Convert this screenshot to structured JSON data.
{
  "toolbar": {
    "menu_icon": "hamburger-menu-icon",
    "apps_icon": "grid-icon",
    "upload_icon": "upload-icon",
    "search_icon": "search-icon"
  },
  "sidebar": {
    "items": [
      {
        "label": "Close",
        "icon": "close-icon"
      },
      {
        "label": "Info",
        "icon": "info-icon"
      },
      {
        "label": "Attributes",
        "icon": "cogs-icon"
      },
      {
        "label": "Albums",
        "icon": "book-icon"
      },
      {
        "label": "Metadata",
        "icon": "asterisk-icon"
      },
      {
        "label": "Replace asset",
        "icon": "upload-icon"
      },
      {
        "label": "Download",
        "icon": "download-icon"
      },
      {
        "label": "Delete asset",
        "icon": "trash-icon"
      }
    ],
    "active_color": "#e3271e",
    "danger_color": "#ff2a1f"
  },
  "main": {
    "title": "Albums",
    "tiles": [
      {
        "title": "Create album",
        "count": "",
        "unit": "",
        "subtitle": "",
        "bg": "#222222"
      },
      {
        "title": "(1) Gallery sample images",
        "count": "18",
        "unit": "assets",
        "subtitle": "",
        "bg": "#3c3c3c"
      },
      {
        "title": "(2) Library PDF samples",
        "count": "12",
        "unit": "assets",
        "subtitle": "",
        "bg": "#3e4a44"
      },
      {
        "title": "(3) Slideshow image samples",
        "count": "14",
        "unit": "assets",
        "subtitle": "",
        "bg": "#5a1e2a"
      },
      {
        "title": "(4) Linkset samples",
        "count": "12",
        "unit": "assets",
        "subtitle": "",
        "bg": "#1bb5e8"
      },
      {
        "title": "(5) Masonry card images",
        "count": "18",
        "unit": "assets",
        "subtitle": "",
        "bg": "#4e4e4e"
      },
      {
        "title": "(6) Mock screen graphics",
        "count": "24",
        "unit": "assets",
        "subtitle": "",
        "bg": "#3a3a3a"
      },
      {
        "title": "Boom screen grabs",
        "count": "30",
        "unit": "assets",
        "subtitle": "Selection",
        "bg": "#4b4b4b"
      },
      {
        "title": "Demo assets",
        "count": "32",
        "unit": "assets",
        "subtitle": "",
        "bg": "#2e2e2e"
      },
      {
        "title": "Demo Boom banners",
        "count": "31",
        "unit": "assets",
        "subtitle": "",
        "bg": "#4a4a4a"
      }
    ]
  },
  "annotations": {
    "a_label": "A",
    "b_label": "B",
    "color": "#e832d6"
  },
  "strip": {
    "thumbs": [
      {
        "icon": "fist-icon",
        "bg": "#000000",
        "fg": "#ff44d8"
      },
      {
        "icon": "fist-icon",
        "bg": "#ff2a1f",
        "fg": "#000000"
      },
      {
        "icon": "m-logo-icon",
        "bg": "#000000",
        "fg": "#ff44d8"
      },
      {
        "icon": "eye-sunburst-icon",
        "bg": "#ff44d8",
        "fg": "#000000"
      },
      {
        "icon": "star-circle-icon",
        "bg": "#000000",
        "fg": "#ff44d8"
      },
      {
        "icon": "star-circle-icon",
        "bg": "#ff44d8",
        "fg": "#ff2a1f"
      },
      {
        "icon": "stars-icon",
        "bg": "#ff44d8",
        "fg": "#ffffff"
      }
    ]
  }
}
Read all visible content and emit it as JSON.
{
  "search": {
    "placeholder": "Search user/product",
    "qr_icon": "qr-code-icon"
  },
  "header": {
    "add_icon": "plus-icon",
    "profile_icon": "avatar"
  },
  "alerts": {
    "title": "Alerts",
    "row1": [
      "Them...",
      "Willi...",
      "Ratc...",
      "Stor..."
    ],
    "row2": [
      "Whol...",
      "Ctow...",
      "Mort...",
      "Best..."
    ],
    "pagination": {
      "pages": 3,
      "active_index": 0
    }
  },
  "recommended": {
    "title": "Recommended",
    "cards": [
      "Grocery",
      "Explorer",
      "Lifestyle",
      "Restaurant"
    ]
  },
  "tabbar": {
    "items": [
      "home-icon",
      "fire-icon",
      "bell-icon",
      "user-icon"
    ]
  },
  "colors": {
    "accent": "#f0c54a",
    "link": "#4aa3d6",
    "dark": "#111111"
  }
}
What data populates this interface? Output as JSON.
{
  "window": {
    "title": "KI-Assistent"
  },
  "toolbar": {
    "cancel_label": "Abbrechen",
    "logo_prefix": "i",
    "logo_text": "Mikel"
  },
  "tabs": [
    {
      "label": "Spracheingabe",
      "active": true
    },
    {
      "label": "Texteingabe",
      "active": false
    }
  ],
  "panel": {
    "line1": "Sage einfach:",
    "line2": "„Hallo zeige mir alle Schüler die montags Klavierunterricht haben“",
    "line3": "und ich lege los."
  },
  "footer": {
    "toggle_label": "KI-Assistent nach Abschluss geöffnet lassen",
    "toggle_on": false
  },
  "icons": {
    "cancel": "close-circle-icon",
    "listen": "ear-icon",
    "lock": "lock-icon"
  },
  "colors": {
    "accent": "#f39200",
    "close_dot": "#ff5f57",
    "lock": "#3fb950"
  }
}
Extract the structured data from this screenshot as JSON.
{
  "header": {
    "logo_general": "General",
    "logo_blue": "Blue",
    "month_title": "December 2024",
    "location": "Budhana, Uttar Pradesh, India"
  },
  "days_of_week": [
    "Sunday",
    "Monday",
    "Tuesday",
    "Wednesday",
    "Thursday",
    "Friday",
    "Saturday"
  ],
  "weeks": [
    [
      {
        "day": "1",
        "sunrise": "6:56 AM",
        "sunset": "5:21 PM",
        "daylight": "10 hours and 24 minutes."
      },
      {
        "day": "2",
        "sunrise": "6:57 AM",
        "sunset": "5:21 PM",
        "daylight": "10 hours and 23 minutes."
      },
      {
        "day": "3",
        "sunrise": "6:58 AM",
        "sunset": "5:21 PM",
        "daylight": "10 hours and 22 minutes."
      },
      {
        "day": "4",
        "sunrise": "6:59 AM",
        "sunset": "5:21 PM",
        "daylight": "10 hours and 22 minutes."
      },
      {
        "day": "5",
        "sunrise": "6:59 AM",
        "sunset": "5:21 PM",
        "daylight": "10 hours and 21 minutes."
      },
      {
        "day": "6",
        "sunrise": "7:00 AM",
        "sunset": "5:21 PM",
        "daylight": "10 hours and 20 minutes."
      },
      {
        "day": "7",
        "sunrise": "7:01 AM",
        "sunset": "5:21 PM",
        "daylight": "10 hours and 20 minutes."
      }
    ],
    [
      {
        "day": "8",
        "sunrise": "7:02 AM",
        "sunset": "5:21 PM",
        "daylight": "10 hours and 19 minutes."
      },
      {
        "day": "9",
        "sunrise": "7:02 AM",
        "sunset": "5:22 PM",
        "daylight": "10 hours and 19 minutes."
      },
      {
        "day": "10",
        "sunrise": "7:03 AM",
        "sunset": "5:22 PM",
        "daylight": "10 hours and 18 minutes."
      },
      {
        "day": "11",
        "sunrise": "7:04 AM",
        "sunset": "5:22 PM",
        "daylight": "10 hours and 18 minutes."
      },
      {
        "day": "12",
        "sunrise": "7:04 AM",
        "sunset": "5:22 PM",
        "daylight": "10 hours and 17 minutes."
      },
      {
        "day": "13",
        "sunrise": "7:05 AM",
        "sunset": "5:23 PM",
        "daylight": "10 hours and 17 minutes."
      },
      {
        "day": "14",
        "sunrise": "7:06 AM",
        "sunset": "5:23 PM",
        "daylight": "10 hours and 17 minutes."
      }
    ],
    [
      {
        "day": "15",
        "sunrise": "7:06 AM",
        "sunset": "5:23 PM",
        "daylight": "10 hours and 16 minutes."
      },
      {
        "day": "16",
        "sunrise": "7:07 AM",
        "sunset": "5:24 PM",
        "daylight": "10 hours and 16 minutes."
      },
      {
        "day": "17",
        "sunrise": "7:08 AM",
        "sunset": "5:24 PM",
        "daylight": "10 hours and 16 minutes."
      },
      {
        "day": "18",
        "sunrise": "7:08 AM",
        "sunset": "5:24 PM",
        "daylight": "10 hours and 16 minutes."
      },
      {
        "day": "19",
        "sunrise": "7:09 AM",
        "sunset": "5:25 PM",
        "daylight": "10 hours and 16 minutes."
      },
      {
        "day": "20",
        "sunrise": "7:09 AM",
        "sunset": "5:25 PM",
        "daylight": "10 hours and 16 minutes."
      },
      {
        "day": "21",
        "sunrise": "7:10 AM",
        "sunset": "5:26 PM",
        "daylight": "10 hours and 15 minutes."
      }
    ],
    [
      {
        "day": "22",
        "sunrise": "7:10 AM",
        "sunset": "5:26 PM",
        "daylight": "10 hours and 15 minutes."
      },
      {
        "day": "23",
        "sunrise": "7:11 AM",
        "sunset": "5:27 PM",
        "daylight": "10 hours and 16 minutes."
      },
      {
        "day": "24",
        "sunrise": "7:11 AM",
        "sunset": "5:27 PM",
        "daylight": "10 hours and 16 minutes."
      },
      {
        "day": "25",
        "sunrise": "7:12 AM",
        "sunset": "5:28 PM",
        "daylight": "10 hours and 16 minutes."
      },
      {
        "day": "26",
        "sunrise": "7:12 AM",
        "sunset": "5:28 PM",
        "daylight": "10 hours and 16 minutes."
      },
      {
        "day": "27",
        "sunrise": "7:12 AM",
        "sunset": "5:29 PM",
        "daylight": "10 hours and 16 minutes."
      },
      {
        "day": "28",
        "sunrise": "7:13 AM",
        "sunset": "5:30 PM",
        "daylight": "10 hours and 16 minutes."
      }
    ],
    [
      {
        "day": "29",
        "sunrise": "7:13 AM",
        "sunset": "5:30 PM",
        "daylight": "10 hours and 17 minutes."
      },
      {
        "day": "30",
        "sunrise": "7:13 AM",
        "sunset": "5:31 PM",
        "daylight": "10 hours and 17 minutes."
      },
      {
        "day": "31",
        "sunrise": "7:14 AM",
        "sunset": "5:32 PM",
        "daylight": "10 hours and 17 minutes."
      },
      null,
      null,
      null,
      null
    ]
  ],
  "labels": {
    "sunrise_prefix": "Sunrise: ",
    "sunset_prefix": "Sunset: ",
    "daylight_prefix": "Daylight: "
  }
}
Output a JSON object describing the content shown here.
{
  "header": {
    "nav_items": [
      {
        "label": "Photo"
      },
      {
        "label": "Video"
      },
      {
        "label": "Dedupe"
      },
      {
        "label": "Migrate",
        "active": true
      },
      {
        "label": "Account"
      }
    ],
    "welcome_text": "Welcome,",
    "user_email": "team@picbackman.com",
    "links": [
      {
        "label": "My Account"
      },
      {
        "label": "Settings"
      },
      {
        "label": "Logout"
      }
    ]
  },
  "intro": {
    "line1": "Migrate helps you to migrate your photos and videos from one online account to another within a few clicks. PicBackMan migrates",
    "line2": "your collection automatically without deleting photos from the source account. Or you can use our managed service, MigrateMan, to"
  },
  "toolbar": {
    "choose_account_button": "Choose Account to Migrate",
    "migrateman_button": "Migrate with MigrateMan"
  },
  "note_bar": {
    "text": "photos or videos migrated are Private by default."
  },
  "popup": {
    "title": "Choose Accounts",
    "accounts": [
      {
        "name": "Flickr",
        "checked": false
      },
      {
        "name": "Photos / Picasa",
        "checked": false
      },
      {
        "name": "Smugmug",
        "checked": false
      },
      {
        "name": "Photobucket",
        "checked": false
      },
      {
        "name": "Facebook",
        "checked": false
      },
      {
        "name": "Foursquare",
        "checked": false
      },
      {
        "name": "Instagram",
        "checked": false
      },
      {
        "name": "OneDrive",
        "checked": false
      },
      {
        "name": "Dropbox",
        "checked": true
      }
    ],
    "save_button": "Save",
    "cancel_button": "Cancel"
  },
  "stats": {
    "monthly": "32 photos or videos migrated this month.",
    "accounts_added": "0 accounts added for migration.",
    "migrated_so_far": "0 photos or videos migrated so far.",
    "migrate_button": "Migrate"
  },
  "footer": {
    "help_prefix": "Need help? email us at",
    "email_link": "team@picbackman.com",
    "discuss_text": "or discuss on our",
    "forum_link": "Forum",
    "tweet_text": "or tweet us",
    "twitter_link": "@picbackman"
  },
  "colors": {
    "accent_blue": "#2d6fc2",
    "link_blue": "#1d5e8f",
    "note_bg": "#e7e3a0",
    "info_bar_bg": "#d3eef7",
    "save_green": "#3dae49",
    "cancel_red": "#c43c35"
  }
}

──────────────────────────────

Given task:
Find all lines where the word "Boom" appears. Copy them.

Solution to this exercise:
        "title": "Boom screen grabs",
        "title": "Demo Boom banners",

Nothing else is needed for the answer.